- PROBLEM TO WORK ON -
Copy the listing verbatim, excluding any images found in it.

☆ ☆ ☆ ☆

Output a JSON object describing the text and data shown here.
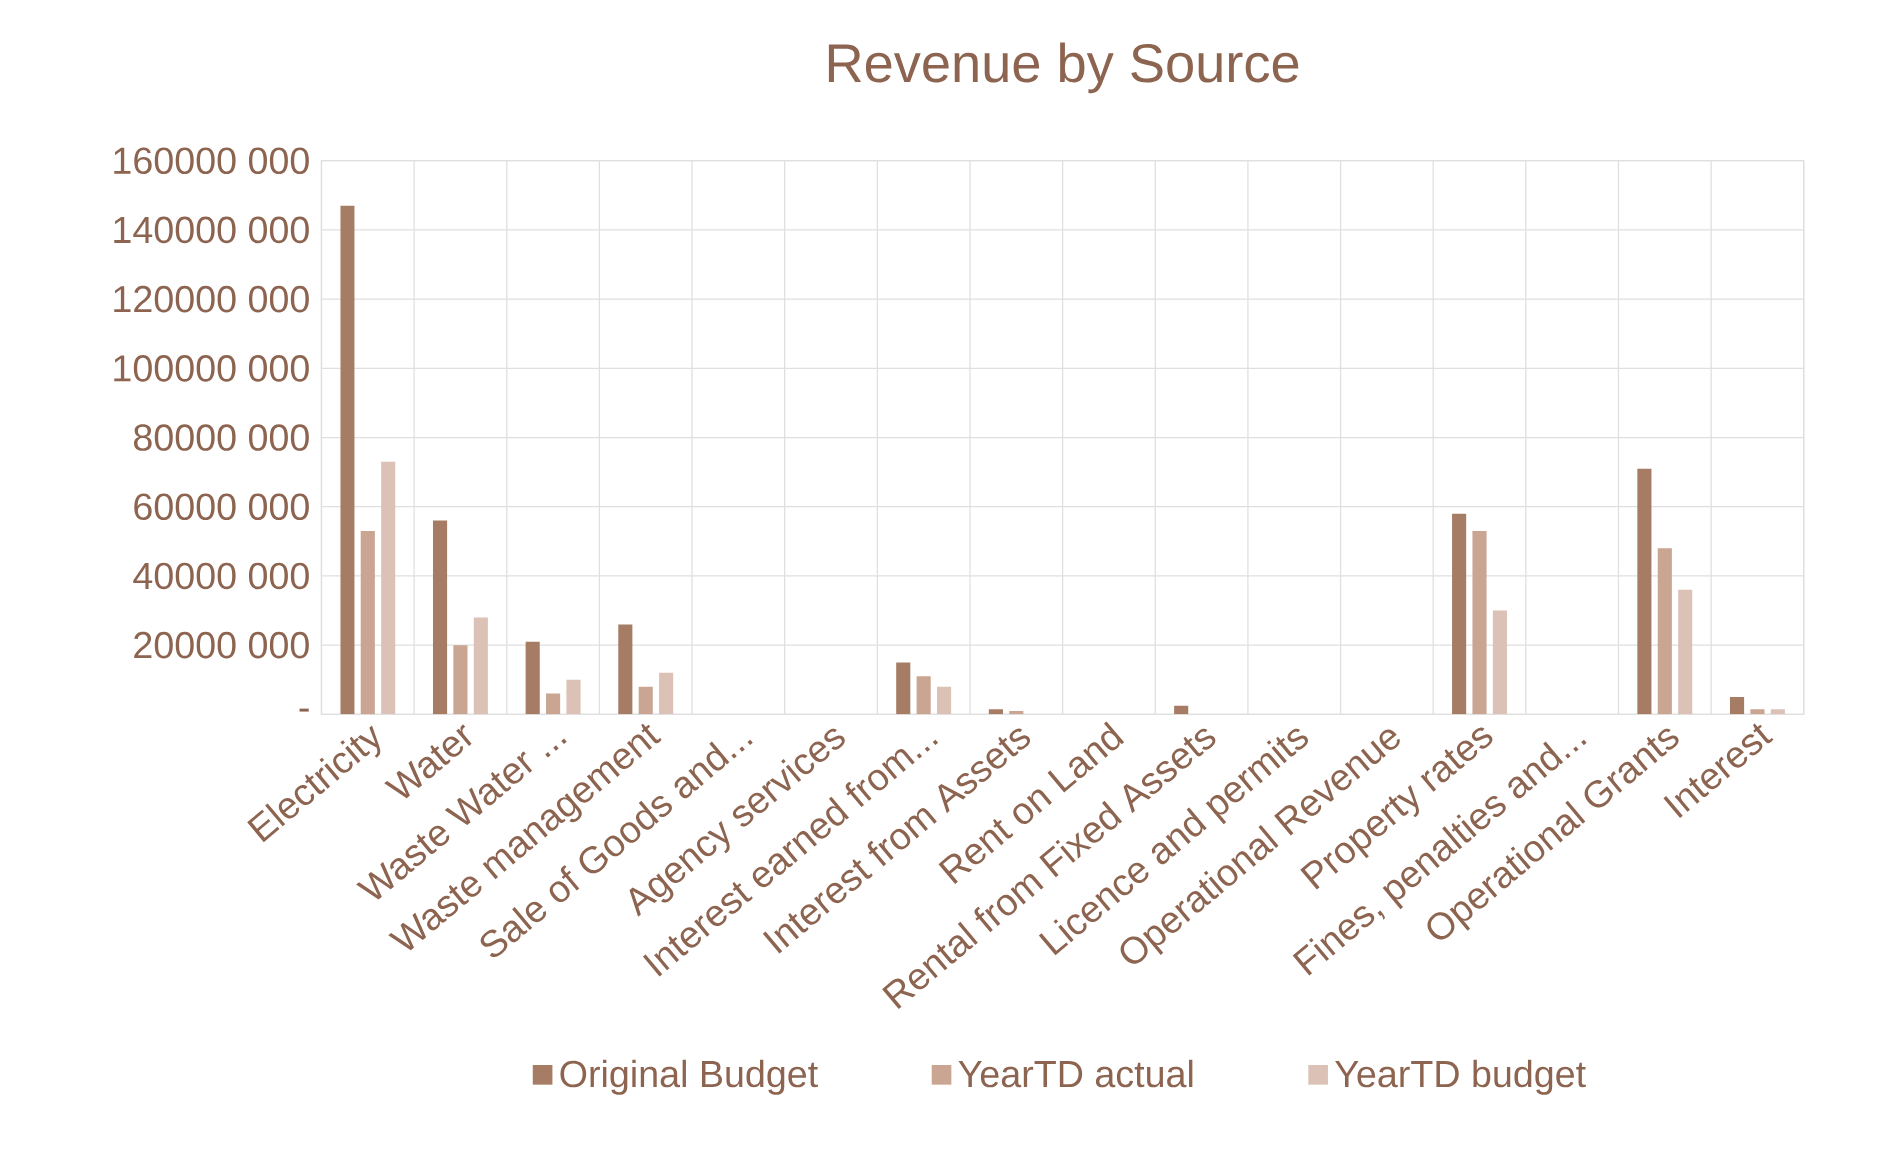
{
  "chart_data": {
    "type": "bar",
    "title": "Revenue by Source",
    "categories": [
      "Electricity",
      "Water",
      "Waste Water ...",
      "Waste management",
      "Sale of Goods and...",
      "Agency services",
      "Interest earned from...",
      "Interest from Assets",
      "Rent on Land",
      "Rental from Fixed Assets",
      "Licence and permits",
      "Operational Revenue",
      "Property rates",
      "Fines, penalties and...",
      "Operational Grants",
      "Interest"
    ],
    "series": [
      {
        "name": "Original Budget",
        "color": "#a67c65",
        "values": [
          147000000,
          56000000,
          21000000,
          26000000,
          0,
          0,
          15000000,
          1500000,
          0,
          2500000,
          0,
          0,
          58000000,
          0,
          71000000,
          5000000
        ]
      },
      {
        "name": "YearTD actual",
        "color": "#c9a592",
        "values": [
          53000000,
          20000000,
          6000000,
          8000000,
          0,
          0,
          11000000,
          1000000,
          0,
          0,
          0,
          0,
          53000000,
          0,
          48000000,
          1500000
        ]
      },
      {
        "name": "YearTD budget",
        "color": "#dcc2b6",
        "values": [
          73000000,
          28000000,
          10000000,
          12000000,
          0,
          0,
          8000000,
          0,
          0,
          0,
          0,
          0,
          30000000,
          0,
          36000000,
          1500000
        ]
      }
    ],
    "ylim": [
      0,
      160000000
    ],
    "yticks": [
      {
        "value": 0,
        "label": "-"
      },
      {
        "value": 20000000,
        "label": "20000 000"
      },
      {
        "value": 40000000,
        "label": "40000 000"
      },
      {
        "value": 60000000,
        "label": "60000 000"
      },
      {
        "value": 80000000,
        "label": "80000 000"
      },
      {
        "value": 100000000,
        "label": "100000 000"
      },
      {
        "value": 120000000,
        "label": "120000 000"
      },
      {
        "value": 140000000,
        "label": "140000 000"
      },
      {
        "value": 160000000,
        "label": "160000 000"
      }
    ],
    "grid": true,
    "legend": "bottom"
  }
}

☆ ☆ ☆ ☆

- EXERCISE SOLUTION -
Output a JSON object describing the text and data shown here.
{
  "chart_data": {
    "type": "bar",
    "title": "Revenue by Source",
    "categories": [
      "Electricity",
      "Water",
      "Waste Water ...",
      "Waste management",
      "Sale of Goods and...",
      "Agency services",
      "Interest earned from...",
      "Interest from Assets",
      "Rent on Land",
      "Rental from Fixed Assets",
      "Licence and permits",
      "Operational Revenue",
      "Property rates",
      "Fines, penalties and...",
      "Operational Grants",
      "Interest"
    ],
    "series": [
      {
        "name": "Original Budget",
        "color": "#a67c65",
        "values": [
          147000000,
          56000000,
          21000000,
          26000000,
          0,
          0,
          15000000,
          1500000,
          0,
          2500000,
          0,
          0,
          58000000,
          0,
          71000000,
          5000000
        ]
      },
      {
        "name": "YearTD actual",
        "color": "#c9a592",
        "values": [
          53000000,
          20000000,
          6000000,
          8000000,
          0,
          0,
          11000000,
          1000000,
          0,
          0,
          0,
          0,
          53000000,
          0,
          48000000,
          1500000
        ]
      },
      {
        "name": "YearTD budget",
        "color": "#dcc2b6",
        "values": [
          73000000,
          28000000,
          10000000,
          12000000,
          0,
          0,
          8000000,
          0,
          0,
          0,
          0,
          0,
          30000000,
          0,
          36000000,
          1500000
        ]
      }
    ],
    "ylim": [
      0,
      160000000
    ],
    "yticks": [
      {
        "value": 0,
        "label": "-"
      },
      {
        "value": 20000000,
        "label": "20000 000"
      },
      {
        "value": 40000000,
        "label": "40000 000"
      },
      {
        "value": 60000000,
        "label": "60000 000"
      },
      {
        "value": 80000000,
        "label": "80000 000"
      },
      {
        "value": 100000000,
        "label": "100000 000"
      },
      {
        "value": 120000000,
        "label": "120000 000"
      },
      {
        "value": 140000000,
        "label": "140000 000"
      },
      {
        "value": 160000000,
        "label": "160000 000"
      }
    ],
    "grid": true,
    "legend": "bottom"
  }
}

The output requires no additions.